(Figure collection entries)
= = = = =

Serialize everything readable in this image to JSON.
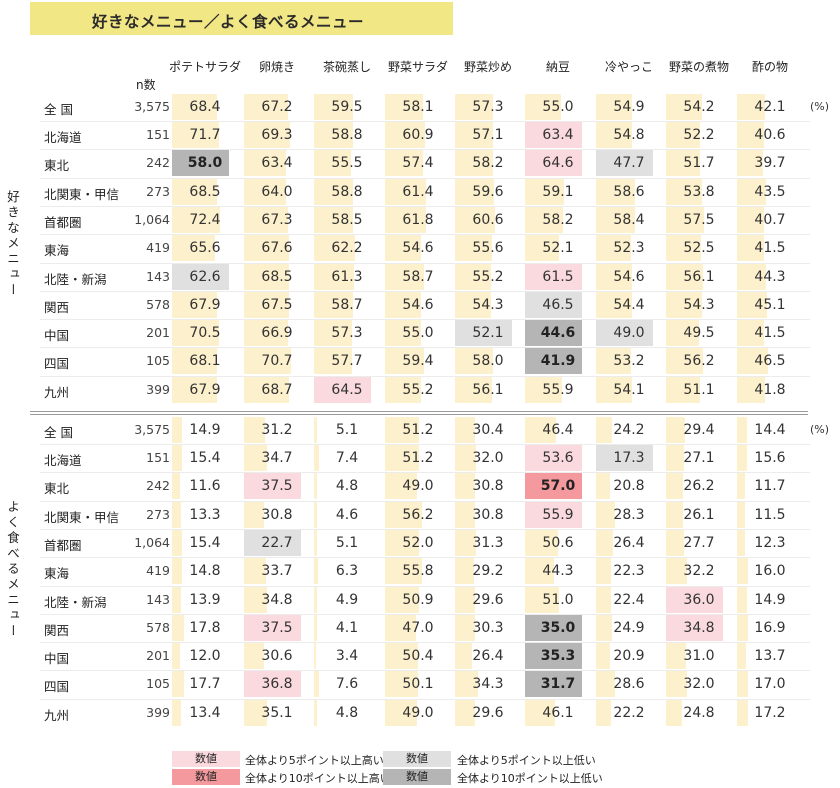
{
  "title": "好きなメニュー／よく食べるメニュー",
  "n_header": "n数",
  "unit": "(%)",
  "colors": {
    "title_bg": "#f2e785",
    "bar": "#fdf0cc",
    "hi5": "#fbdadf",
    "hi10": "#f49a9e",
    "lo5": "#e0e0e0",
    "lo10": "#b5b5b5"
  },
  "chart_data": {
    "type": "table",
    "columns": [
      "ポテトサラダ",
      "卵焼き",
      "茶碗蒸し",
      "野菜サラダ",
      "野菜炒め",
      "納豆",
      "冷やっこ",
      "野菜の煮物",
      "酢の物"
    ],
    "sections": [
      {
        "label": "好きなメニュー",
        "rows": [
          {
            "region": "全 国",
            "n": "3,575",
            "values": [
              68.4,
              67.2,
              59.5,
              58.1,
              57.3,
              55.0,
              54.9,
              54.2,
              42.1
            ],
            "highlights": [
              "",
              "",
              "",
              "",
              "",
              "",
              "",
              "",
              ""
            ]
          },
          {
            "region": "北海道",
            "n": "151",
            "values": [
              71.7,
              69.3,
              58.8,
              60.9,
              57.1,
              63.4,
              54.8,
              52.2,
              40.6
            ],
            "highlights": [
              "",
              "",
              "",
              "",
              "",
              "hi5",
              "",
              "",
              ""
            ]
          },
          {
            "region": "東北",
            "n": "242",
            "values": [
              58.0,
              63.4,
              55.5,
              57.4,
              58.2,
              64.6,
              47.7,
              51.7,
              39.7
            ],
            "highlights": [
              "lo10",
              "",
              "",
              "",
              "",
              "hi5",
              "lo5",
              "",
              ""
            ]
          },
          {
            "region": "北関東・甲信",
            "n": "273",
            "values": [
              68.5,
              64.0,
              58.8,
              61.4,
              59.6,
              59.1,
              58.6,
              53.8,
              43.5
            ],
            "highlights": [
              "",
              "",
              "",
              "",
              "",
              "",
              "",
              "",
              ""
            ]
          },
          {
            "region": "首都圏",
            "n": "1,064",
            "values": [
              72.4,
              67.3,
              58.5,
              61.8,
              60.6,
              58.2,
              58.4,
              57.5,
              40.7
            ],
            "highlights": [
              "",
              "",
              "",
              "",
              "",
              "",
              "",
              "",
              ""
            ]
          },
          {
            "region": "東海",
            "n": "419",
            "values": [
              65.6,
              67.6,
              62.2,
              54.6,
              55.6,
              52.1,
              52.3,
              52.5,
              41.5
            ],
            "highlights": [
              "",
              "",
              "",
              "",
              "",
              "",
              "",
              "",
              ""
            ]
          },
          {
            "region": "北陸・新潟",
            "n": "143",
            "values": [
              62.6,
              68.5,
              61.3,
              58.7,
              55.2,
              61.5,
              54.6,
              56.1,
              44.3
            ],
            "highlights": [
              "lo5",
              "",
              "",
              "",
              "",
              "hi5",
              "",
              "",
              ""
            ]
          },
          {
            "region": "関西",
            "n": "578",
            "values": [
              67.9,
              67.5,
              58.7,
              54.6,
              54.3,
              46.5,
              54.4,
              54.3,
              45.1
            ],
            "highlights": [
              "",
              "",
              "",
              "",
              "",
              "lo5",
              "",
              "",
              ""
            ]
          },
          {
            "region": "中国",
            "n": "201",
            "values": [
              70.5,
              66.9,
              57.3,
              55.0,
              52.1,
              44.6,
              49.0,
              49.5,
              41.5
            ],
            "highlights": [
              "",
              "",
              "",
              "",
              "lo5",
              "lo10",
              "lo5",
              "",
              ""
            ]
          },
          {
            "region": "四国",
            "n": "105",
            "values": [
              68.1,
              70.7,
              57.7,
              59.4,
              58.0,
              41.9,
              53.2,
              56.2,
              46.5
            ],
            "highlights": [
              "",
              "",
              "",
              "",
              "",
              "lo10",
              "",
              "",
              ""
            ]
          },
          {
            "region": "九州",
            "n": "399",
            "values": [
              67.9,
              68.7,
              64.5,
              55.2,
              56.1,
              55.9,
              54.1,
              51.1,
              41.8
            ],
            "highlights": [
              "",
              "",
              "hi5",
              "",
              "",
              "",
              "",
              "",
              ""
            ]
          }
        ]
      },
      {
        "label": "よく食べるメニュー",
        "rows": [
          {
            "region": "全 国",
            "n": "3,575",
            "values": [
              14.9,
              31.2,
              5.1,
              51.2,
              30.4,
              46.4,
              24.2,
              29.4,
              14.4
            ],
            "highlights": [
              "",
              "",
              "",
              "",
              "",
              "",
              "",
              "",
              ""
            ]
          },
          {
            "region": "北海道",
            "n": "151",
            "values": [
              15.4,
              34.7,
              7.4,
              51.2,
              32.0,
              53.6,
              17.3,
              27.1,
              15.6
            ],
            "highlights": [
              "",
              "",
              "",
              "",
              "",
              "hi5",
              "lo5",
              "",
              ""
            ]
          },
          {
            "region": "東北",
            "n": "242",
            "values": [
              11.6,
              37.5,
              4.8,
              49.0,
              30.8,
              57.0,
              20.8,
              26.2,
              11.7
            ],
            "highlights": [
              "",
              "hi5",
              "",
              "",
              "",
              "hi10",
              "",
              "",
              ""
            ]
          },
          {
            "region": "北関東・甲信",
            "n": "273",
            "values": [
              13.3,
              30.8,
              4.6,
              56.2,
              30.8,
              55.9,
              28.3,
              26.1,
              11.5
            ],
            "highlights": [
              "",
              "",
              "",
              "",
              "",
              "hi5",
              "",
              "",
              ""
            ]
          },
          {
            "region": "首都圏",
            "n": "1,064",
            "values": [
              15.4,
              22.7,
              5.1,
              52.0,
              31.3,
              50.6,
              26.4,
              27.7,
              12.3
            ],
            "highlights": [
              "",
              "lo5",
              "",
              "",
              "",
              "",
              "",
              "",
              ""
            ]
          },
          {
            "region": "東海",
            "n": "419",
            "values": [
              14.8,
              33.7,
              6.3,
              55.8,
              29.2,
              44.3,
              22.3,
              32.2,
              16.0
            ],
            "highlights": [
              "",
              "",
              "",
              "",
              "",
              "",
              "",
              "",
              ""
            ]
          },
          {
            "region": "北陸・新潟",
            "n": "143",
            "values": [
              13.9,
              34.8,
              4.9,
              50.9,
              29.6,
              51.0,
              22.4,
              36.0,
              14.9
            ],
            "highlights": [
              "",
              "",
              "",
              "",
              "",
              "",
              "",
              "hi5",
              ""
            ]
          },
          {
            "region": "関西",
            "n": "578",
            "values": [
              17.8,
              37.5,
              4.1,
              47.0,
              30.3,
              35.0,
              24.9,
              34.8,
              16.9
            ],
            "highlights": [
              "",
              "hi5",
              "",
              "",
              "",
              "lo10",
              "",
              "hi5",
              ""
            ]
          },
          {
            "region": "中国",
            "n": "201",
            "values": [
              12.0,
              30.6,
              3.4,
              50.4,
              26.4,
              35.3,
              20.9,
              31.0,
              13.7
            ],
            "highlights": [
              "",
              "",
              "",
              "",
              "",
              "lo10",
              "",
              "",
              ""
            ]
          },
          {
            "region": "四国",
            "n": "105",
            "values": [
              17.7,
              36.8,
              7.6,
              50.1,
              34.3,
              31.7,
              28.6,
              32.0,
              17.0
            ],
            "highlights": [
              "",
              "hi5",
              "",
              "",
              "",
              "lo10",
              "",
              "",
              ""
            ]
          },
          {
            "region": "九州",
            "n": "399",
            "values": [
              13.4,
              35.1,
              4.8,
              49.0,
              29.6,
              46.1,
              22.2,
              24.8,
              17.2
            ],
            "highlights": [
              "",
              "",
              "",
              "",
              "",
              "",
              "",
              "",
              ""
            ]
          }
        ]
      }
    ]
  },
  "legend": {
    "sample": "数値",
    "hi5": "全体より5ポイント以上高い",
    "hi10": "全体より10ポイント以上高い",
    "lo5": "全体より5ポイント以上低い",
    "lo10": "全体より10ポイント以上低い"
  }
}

= = = = =

**SET TASK:**
Where a line of the entries contains the word "よく食べるメニュー", copy that line.

**FINISHED TASK:**
  "title": "好きなメニュー／よく食べるメニュー",
        "label": "よく食べるメニュー",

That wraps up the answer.